--- PROBLEM DESCRIPTION ---
Take every line that has the string "tasks" and copy it out.

--- DATA ---
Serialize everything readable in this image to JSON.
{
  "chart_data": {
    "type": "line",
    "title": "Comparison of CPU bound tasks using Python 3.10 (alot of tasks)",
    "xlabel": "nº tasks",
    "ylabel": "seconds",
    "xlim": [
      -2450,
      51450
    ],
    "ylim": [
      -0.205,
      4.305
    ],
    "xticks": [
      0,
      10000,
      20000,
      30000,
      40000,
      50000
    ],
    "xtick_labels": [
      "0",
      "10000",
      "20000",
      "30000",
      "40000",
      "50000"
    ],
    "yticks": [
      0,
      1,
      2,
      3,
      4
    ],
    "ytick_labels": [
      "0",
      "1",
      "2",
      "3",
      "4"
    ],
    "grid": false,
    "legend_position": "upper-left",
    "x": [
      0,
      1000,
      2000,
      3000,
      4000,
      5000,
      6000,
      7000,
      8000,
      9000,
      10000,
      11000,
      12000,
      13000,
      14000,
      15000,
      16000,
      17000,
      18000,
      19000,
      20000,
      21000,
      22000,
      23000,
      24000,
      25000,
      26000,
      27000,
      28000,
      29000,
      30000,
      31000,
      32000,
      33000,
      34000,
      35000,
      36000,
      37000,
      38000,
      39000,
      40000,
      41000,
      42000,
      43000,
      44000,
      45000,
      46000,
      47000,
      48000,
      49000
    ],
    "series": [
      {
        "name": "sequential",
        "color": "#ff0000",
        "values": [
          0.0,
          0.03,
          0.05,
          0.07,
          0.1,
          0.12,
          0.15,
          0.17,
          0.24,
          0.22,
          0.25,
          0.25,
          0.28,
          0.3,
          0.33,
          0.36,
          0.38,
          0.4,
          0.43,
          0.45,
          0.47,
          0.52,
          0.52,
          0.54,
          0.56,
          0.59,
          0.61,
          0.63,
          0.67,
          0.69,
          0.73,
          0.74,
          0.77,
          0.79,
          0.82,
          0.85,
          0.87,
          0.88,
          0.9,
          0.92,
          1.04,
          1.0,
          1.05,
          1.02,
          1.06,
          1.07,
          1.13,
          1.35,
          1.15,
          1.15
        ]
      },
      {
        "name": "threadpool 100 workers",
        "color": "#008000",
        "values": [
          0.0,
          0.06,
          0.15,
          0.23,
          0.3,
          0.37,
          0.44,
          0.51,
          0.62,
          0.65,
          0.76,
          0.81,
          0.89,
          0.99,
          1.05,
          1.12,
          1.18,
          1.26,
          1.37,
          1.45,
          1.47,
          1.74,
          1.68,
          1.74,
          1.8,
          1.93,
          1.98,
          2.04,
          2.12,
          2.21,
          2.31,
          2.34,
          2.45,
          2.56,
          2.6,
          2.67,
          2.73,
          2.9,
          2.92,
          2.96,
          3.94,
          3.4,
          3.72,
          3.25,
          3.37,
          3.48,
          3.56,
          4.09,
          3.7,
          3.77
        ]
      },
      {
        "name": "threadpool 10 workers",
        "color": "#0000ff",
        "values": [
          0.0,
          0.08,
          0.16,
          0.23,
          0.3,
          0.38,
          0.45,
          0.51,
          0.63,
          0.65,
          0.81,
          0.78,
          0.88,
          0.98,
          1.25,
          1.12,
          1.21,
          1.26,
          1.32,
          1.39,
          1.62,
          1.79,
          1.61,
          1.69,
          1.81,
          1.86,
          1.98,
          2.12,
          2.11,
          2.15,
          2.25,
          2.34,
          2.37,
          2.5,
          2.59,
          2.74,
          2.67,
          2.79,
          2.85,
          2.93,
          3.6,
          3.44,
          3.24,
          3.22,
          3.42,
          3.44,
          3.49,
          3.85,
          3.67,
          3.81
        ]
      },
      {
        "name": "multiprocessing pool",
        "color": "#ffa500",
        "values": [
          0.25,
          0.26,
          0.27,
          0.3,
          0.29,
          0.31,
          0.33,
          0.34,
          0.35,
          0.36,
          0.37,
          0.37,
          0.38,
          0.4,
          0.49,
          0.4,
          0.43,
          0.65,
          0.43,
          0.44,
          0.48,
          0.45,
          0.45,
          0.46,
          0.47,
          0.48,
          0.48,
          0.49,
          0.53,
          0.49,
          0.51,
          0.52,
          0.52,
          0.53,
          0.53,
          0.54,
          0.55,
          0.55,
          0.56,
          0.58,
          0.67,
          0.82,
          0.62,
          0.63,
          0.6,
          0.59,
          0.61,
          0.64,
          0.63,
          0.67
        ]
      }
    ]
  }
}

--- RESPONSE TO THIS TASK ---
    "title": "Comparison of CPU bound tasks using Python 3.10 (alot of tasks)",
    "xlabel": "nº tasks",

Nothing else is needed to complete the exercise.